▼

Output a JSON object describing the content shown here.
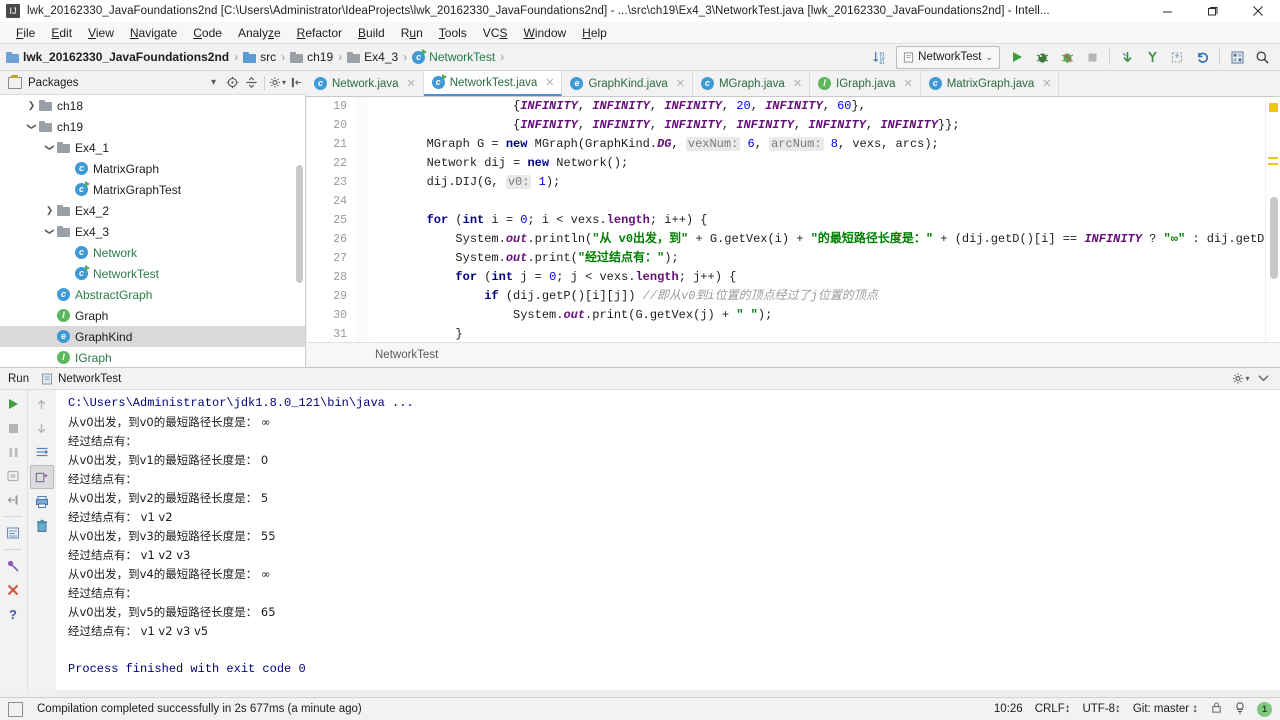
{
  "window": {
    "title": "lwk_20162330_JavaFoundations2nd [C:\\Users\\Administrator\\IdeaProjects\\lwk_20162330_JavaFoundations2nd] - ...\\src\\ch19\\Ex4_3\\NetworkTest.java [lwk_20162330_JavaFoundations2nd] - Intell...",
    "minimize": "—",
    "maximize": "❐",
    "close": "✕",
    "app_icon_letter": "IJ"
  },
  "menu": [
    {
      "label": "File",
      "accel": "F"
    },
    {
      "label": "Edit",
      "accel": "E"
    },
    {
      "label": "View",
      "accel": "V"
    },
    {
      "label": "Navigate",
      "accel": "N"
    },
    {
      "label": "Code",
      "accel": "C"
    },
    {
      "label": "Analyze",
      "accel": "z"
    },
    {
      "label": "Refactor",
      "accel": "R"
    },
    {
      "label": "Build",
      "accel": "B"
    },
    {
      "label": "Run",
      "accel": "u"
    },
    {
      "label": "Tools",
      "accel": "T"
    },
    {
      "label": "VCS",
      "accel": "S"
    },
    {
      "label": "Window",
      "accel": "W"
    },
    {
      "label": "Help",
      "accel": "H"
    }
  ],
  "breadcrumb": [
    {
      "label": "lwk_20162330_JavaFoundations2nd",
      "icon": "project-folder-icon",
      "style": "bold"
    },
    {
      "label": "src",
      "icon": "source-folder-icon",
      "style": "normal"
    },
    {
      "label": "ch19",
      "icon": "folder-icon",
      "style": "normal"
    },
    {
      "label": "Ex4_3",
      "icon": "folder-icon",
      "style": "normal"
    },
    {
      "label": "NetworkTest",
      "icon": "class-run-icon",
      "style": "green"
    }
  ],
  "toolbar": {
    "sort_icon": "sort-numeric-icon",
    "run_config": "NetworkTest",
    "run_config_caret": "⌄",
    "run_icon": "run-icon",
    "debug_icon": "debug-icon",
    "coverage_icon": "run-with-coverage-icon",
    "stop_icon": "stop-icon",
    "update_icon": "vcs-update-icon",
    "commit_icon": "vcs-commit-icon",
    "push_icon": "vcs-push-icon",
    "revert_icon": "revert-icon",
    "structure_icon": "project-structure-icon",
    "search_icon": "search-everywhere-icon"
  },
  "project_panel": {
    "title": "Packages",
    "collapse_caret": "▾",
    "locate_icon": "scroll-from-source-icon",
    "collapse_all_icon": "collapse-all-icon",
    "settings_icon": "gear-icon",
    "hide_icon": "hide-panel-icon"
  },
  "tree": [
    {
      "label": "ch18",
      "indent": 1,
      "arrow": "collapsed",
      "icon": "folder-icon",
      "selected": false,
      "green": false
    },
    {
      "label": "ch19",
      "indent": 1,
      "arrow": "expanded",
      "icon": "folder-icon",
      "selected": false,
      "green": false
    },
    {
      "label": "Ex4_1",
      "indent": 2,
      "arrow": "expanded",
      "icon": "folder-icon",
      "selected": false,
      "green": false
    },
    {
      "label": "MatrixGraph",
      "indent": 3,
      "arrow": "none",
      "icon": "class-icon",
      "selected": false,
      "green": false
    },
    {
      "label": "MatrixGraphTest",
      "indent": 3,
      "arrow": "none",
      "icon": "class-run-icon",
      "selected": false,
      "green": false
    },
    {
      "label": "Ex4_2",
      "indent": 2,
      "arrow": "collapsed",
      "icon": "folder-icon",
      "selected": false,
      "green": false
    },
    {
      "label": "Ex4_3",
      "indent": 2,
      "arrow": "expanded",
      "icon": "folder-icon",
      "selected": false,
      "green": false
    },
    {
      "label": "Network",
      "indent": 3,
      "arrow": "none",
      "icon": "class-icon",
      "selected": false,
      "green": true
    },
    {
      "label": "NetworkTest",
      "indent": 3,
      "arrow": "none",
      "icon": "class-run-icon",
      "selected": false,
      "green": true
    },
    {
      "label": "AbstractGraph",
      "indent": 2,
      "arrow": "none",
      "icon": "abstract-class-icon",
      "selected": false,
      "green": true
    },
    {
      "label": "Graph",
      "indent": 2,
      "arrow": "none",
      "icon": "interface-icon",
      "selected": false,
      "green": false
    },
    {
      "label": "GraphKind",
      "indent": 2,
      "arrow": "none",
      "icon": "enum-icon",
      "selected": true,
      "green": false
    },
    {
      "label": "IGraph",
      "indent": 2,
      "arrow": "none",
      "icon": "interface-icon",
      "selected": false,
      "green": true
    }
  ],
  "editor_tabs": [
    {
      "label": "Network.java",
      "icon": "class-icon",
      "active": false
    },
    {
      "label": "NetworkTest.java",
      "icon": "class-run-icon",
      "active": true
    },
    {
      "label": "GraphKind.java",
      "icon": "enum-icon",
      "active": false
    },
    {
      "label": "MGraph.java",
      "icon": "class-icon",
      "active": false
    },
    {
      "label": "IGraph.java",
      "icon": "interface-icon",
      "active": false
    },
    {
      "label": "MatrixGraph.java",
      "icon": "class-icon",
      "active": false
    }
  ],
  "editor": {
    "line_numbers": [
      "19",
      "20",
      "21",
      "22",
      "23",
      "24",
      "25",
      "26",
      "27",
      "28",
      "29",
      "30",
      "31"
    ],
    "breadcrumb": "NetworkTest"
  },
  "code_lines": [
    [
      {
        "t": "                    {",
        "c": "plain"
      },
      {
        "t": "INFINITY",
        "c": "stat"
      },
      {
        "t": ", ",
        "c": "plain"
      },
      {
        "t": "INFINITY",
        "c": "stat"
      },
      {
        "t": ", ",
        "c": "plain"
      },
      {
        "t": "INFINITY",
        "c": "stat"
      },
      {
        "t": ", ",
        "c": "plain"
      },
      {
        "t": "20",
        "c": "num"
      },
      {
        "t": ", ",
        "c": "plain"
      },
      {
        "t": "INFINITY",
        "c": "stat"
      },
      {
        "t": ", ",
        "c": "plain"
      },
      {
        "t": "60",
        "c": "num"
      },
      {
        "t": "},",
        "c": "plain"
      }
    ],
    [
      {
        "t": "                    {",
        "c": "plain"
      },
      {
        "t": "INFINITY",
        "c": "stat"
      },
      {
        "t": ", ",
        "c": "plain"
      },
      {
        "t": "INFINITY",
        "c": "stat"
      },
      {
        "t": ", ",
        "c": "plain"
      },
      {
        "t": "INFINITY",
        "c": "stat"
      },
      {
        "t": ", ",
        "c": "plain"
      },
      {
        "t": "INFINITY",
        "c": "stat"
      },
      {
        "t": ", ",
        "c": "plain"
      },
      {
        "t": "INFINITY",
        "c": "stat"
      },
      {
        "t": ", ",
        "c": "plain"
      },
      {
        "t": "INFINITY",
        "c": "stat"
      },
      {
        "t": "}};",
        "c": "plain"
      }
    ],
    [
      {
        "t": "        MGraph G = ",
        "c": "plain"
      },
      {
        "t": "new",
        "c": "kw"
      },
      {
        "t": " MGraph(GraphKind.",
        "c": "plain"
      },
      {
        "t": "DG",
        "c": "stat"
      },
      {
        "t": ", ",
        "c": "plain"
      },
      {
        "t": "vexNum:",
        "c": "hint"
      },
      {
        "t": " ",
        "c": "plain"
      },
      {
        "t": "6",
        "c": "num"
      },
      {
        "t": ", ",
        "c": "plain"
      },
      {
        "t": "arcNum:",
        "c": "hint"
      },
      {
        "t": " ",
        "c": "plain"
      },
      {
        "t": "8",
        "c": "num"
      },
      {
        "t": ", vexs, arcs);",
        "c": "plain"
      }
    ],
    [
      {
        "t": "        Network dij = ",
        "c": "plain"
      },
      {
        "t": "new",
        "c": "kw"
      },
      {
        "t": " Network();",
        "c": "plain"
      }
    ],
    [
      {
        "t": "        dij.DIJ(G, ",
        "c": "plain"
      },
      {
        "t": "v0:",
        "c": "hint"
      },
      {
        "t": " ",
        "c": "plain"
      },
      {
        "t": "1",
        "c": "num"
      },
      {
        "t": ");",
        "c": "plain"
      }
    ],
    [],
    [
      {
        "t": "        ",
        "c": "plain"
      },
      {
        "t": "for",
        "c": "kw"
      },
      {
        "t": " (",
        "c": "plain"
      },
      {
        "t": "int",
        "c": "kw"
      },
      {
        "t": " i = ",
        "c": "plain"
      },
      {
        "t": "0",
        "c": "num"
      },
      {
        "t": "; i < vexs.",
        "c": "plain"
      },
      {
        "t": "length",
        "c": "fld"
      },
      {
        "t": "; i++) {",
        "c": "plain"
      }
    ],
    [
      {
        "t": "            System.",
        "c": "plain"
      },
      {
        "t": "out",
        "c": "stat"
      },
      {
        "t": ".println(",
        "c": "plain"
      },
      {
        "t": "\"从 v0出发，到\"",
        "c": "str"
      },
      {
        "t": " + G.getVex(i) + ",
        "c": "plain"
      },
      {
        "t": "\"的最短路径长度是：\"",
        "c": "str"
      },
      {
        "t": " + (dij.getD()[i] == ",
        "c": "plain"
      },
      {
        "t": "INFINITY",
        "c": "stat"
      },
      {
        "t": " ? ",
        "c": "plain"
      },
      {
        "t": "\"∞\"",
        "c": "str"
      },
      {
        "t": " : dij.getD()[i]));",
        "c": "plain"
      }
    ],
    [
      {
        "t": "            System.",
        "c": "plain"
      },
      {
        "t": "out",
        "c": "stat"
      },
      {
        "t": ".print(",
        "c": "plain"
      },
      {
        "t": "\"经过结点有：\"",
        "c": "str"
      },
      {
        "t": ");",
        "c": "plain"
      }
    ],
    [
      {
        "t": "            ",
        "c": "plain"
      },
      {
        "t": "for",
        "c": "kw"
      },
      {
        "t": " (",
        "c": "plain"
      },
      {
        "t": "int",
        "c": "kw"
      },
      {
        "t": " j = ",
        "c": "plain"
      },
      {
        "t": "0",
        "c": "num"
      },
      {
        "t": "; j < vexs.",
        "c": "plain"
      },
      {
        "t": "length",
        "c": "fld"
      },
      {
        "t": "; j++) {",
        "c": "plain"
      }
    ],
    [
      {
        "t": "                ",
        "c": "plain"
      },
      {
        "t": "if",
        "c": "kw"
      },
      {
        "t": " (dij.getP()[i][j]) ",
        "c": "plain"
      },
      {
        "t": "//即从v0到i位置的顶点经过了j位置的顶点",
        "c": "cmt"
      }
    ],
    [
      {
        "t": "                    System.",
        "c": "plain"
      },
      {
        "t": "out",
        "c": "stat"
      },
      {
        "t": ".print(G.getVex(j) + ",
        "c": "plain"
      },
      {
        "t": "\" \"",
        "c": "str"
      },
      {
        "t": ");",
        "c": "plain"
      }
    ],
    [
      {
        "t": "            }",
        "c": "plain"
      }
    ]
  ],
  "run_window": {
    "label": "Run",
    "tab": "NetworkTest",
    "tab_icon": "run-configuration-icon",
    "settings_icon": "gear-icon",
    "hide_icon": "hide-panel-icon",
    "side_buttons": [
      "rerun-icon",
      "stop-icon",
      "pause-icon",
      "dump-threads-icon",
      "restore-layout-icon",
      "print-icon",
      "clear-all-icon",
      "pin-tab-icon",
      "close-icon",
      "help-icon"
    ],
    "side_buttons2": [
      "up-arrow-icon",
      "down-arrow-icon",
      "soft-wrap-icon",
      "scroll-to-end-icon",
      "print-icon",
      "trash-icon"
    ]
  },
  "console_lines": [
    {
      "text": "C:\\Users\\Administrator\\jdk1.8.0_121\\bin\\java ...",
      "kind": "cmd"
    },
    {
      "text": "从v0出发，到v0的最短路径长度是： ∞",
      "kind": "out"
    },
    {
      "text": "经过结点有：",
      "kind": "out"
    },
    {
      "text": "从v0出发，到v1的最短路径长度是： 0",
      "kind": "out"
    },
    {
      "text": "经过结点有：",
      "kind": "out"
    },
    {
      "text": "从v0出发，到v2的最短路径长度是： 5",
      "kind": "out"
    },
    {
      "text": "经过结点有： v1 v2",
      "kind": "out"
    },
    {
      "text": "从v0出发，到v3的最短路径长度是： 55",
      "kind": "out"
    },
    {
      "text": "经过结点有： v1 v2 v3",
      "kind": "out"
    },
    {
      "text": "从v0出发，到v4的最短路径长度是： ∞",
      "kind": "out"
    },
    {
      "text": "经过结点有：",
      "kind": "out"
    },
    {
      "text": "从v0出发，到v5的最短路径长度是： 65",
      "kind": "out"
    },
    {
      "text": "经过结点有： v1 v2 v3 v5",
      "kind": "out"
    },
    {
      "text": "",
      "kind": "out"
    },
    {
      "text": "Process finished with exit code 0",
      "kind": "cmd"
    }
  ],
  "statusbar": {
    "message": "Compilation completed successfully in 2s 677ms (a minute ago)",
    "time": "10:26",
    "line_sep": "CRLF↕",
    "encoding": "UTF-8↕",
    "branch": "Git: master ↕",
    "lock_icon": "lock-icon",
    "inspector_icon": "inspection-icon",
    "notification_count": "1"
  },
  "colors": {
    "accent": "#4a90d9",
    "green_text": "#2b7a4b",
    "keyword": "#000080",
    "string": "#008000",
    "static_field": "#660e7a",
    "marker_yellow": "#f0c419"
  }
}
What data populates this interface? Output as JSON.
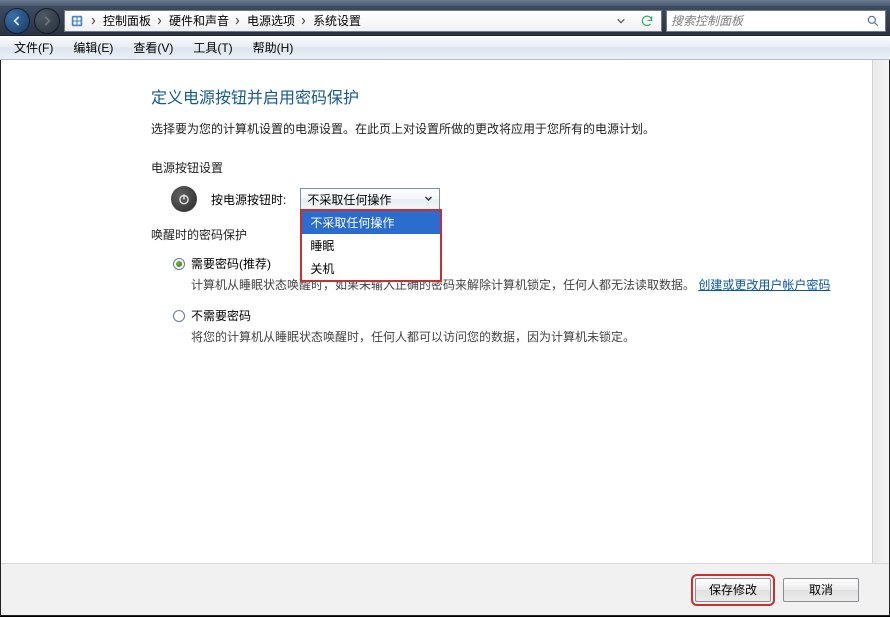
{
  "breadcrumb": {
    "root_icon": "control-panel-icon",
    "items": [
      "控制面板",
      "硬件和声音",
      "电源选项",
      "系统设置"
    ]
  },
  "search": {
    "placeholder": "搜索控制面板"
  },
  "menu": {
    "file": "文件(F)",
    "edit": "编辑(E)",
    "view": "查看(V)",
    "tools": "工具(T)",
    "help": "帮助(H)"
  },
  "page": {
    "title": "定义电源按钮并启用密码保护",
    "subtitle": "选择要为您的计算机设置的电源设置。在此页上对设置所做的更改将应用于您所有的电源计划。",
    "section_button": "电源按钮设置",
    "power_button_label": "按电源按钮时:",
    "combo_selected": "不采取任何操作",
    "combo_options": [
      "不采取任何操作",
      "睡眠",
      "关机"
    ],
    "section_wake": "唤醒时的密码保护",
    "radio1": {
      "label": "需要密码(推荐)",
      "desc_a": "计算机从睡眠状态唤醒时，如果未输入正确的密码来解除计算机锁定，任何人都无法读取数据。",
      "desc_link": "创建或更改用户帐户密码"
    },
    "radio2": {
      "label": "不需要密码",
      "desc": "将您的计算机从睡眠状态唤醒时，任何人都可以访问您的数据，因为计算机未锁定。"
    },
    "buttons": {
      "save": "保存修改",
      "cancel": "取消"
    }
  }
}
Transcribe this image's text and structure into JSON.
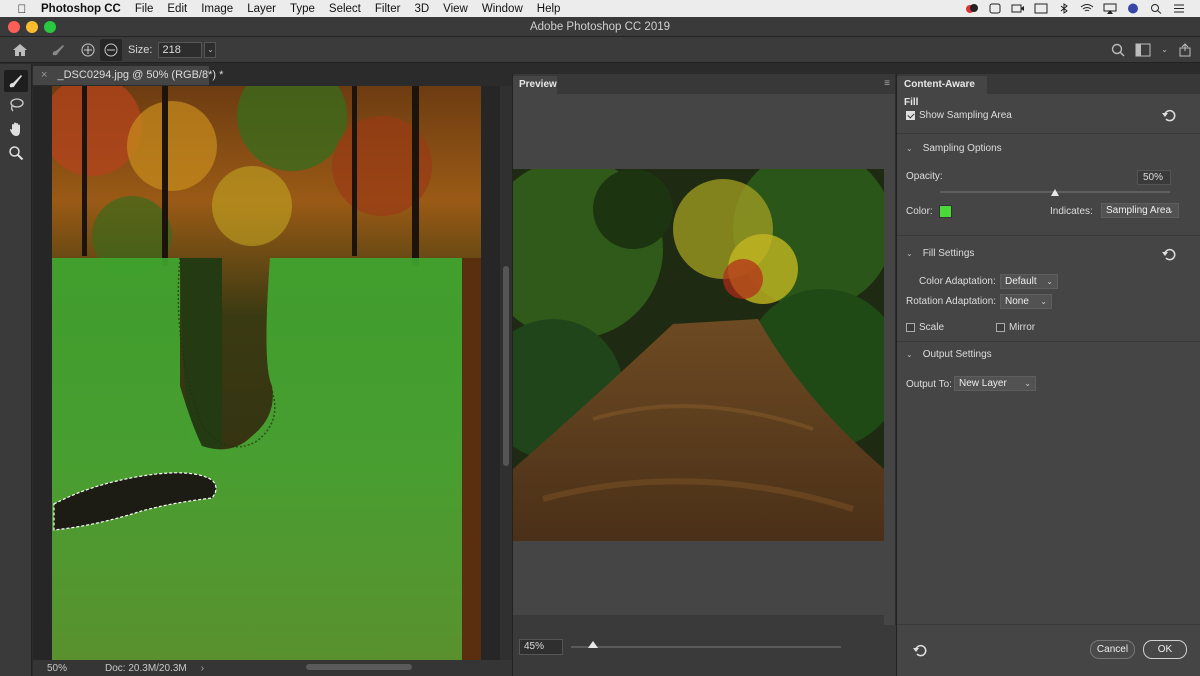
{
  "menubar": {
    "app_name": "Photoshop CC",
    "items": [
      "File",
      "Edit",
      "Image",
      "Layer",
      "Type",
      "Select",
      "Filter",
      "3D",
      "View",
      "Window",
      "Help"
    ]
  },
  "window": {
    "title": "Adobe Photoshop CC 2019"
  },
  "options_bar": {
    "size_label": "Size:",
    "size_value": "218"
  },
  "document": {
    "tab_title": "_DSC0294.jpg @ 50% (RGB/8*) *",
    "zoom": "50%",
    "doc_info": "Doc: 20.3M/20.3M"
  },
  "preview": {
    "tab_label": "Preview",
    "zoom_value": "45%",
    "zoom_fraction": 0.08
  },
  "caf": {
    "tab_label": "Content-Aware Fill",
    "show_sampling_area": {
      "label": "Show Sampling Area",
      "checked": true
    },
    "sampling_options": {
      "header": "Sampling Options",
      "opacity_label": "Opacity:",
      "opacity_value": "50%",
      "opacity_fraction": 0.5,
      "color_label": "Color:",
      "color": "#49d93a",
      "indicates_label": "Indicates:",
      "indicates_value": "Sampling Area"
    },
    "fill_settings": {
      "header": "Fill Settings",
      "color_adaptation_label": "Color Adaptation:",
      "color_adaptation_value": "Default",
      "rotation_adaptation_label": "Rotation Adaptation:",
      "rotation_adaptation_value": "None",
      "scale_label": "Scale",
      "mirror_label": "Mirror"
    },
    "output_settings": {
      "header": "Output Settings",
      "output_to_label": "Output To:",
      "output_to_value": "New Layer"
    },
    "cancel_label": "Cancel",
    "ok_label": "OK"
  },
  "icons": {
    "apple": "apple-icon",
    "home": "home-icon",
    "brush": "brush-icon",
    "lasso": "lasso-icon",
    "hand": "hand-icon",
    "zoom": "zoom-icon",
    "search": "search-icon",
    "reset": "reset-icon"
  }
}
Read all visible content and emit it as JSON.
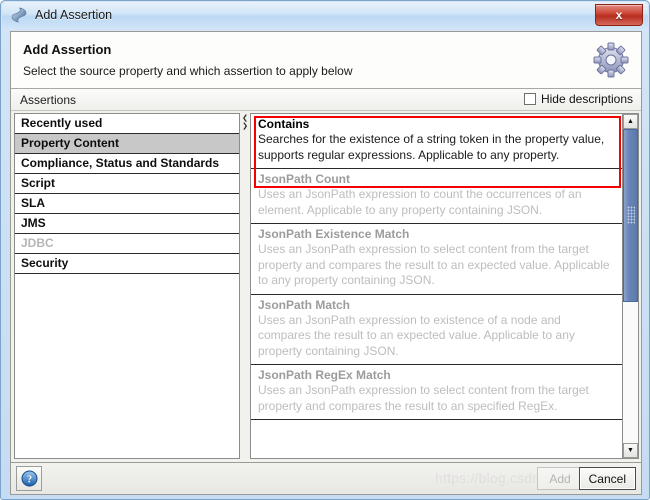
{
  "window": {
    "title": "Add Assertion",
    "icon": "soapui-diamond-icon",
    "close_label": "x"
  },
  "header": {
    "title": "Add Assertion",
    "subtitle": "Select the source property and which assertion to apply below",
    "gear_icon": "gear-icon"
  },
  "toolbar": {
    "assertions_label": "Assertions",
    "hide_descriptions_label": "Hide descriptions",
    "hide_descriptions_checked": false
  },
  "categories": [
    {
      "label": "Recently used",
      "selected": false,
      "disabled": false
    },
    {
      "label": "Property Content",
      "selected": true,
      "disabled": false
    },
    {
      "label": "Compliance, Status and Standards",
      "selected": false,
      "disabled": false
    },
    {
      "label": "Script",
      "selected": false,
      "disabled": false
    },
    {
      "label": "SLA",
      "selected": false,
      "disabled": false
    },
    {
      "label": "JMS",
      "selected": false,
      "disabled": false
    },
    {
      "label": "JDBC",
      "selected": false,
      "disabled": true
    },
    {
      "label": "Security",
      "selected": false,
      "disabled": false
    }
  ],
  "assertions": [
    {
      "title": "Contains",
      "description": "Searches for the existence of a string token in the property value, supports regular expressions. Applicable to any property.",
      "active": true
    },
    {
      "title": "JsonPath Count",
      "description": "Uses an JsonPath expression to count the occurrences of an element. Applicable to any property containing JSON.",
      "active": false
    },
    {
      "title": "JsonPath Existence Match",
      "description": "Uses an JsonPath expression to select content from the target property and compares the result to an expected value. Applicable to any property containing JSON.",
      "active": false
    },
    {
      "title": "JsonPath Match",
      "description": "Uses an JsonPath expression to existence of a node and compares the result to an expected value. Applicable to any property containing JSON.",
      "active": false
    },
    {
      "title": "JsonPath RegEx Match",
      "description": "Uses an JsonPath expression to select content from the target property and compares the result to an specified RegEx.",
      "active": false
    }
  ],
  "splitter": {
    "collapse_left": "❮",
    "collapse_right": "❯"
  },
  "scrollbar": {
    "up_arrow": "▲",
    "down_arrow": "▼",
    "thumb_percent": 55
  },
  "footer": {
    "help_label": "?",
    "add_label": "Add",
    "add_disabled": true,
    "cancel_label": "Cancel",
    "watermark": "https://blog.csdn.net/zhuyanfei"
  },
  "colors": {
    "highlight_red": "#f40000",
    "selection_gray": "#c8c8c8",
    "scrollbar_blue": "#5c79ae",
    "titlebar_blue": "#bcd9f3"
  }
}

▲

[Given exercise] Extract every line above containing the word "Uses".

[Task answer]
      "description": "Uses an JsonPath expression to count the occurrences of an element. Applicable to any property containing JSON.",
      "description": "Uses an JsonPath expression to select content from the target property and compares the result to an expected value. Applicable to any property containing JSON.",
      "description": "Uses an JsonPath expression to existence of a node and compares the result to an expected value. Applicable to any property containing JSON.",
      "description": "Uses an JsonPath expression to select content from the target property and compares the result to an specified RegEx.",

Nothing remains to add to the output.